*** LISTING ***
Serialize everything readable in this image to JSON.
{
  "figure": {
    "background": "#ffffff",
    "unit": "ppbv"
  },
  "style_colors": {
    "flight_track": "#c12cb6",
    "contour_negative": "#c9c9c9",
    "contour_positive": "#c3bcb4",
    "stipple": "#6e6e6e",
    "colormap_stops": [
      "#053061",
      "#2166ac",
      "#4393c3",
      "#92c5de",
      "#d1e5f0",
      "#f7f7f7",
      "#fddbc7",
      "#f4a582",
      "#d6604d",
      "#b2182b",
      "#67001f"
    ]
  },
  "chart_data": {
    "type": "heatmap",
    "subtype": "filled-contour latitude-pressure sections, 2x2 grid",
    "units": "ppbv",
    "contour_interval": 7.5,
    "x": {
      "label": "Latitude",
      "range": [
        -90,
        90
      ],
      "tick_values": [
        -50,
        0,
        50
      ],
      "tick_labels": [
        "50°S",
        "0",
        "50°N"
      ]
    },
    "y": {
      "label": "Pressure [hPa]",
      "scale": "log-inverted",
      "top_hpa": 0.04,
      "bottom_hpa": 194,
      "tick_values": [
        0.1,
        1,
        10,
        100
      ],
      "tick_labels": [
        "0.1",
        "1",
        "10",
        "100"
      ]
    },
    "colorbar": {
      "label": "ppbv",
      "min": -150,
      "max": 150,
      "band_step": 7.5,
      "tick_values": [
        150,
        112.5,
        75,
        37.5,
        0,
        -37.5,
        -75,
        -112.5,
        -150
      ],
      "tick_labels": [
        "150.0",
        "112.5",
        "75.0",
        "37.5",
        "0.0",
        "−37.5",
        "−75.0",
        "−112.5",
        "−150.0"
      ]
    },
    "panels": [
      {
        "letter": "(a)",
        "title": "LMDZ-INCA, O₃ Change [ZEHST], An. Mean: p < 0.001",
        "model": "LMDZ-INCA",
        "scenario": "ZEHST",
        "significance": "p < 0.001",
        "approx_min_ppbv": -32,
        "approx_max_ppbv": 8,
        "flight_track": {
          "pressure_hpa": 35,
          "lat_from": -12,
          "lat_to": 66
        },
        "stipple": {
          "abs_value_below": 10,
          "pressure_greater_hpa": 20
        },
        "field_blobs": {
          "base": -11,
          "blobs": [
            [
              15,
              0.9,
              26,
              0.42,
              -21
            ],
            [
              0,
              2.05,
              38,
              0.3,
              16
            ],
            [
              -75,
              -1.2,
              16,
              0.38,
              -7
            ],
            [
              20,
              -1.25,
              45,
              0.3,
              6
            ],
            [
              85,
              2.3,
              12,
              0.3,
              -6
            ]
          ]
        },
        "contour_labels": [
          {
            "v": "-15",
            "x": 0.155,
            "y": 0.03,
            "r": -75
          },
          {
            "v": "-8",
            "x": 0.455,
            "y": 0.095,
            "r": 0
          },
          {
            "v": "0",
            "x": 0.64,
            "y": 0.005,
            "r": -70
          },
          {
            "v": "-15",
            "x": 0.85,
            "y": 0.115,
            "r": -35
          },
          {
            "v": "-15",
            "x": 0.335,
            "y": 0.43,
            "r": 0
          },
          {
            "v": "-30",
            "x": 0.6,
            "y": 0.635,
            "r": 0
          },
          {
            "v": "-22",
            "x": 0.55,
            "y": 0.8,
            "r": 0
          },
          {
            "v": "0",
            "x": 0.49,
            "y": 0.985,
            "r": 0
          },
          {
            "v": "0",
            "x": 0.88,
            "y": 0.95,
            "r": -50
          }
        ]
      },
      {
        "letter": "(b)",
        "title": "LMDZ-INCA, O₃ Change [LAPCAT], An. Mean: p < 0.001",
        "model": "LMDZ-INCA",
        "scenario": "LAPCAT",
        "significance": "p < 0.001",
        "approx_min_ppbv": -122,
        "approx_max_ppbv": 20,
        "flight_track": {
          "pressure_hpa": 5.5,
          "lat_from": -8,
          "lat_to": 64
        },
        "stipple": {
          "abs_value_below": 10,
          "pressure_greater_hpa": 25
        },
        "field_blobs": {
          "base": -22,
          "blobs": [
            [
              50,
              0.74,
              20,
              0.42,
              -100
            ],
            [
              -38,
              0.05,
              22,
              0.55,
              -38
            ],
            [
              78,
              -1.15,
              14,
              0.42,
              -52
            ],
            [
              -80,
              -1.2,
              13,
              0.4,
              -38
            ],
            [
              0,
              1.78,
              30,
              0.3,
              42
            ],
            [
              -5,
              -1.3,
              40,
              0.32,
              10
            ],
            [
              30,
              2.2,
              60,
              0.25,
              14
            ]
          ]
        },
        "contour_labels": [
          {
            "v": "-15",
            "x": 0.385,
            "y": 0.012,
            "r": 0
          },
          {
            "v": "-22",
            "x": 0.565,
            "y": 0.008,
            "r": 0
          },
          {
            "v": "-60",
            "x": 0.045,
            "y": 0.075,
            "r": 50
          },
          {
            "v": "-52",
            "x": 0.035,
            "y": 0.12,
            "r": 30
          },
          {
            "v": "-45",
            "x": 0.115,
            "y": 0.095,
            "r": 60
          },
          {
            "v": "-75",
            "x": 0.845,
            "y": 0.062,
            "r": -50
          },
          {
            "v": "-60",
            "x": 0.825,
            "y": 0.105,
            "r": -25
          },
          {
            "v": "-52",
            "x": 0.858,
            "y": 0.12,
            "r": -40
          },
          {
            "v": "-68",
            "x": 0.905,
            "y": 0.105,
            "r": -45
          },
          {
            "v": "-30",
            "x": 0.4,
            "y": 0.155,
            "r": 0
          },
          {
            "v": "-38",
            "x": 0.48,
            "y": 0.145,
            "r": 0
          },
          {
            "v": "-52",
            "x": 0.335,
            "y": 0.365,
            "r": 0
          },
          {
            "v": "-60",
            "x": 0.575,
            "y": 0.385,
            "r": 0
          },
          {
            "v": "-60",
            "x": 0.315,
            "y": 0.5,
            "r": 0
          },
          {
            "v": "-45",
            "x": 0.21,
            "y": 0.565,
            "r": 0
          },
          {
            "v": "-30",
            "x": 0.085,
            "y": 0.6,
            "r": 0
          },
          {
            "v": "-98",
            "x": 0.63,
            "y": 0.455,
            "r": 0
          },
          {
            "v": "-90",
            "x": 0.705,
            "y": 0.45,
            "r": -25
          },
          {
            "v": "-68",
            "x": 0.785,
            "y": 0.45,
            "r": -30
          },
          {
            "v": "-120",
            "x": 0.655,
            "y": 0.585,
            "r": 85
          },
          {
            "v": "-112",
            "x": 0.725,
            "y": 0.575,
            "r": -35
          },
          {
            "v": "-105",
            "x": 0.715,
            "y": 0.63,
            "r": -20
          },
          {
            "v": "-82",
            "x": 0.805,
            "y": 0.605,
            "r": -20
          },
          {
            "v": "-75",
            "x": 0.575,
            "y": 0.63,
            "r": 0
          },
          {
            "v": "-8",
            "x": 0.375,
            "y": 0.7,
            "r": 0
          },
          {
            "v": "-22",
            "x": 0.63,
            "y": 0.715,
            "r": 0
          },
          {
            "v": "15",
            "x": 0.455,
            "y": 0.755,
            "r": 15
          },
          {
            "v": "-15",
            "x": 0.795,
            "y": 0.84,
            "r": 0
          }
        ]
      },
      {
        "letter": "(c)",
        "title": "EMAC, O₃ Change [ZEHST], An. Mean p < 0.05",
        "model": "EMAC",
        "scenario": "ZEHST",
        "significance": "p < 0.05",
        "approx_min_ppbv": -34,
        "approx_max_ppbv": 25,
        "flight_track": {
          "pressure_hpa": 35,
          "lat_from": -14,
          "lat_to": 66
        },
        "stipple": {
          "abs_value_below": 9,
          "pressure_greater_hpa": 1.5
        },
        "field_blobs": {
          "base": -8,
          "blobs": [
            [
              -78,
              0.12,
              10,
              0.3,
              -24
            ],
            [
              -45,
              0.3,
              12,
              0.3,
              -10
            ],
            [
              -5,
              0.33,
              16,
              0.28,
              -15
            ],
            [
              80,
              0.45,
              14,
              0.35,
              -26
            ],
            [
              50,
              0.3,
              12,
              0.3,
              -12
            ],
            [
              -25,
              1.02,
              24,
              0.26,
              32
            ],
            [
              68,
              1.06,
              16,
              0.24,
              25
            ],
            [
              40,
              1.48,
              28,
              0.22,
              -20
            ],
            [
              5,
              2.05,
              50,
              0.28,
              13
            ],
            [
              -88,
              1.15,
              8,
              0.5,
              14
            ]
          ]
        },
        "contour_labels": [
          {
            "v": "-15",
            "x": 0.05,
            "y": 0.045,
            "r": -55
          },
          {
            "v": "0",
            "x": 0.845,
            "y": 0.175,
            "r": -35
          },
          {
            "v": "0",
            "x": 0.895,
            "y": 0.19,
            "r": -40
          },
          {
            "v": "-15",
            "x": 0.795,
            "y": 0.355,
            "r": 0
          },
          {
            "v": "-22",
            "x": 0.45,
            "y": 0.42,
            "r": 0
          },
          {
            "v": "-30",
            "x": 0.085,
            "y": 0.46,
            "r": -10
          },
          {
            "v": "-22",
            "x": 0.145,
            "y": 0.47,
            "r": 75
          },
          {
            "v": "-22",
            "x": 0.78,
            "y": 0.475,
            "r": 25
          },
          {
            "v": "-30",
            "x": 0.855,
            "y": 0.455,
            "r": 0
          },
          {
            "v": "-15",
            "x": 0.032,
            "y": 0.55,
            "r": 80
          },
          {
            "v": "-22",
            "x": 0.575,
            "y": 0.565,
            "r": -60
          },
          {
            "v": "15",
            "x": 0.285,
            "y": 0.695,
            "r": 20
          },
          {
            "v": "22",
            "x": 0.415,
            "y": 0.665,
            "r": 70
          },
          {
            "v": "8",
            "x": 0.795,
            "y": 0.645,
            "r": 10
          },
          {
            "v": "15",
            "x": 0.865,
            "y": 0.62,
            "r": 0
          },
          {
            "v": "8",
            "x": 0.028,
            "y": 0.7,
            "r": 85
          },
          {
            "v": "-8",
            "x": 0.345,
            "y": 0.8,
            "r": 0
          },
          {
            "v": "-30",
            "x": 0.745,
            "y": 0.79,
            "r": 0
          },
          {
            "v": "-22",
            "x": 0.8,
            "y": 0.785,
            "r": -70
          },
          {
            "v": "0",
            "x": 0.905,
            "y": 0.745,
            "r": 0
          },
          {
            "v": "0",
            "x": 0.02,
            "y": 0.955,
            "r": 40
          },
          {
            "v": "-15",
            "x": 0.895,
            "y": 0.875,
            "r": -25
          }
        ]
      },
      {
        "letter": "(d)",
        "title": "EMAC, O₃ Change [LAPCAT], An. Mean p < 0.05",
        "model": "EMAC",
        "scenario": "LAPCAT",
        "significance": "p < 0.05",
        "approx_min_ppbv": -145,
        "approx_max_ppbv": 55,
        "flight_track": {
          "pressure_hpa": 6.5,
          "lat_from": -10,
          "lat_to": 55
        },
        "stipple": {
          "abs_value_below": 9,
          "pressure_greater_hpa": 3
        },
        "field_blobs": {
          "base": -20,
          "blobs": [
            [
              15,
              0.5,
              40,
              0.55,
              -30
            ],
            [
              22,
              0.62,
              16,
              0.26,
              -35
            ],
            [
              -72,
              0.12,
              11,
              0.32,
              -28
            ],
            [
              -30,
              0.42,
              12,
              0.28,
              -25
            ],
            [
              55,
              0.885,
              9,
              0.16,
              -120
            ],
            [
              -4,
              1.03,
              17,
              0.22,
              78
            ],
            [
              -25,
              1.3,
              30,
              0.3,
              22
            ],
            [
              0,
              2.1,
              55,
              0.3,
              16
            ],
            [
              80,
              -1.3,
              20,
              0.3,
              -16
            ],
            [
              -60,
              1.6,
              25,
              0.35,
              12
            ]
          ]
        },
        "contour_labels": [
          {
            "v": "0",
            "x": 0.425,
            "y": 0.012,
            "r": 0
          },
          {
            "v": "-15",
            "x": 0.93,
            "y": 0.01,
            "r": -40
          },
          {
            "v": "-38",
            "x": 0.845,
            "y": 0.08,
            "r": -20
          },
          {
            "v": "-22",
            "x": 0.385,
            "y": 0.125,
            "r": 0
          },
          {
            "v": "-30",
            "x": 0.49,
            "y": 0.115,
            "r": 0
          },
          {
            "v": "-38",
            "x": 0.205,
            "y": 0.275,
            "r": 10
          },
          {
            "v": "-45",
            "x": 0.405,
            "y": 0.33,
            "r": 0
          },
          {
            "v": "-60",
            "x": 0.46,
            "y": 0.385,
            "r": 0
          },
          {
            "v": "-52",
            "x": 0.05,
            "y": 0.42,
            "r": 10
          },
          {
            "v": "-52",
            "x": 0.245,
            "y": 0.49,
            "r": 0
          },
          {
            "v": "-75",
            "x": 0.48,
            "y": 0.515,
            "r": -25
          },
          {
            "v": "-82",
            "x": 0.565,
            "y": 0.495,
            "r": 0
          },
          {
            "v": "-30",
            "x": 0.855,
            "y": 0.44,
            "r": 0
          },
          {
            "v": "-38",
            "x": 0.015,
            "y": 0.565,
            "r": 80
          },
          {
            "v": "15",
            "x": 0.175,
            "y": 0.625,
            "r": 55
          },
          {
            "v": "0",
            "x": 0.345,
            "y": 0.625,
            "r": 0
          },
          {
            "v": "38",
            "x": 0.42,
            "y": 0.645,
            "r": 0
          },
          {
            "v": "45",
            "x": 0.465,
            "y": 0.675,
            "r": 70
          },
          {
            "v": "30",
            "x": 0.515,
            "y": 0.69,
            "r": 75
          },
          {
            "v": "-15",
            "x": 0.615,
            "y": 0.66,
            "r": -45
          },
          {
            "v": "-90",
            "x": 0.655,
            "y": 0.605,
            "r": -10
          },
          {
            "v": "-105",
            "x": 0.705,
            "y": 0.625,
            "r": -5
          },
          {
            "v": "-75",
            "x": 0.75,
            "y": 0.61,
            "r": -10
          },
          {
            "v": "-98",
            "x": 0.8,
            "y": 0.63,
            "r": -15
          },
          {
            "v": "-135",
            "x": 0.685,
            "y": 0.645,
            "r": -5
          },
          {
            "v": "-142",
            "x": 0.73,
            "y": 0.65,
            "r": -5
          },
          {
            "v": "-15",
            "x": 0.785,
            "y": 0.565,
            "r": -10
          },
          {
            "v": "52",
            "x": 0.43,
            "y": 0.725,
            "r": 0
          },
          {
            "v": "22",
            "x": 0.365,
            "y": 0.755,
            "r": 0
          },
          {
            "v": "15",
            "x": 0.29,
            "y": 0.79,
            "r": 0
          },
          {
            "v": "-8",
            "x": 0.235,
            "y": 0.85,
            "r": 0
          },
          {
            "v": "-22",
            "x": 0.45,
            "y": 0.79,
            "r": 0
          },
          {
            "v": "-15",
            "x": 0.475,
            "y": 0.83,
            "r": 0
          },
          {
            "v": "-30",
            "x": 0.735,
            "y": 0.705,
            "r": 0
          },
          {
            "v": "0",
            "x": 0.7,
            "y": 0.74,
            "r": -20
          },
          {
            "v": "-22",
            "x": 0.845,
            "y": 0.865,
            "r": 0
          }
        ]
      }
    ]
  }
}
***
TO BE DONE
Pick out all lines containing the string "INCA".

EXPECTED ANSWER
        "title": "LMDZ-INCA, O₃ Change [ZEHST], An. Mean: p < 0.001",
        "model": "LMDZ-INCA",
        "title": "LMDZ-INCA, O₃ Change [LAPCAT], An. Mean: p < 0.001",
        "model": "LMDZ-INCA",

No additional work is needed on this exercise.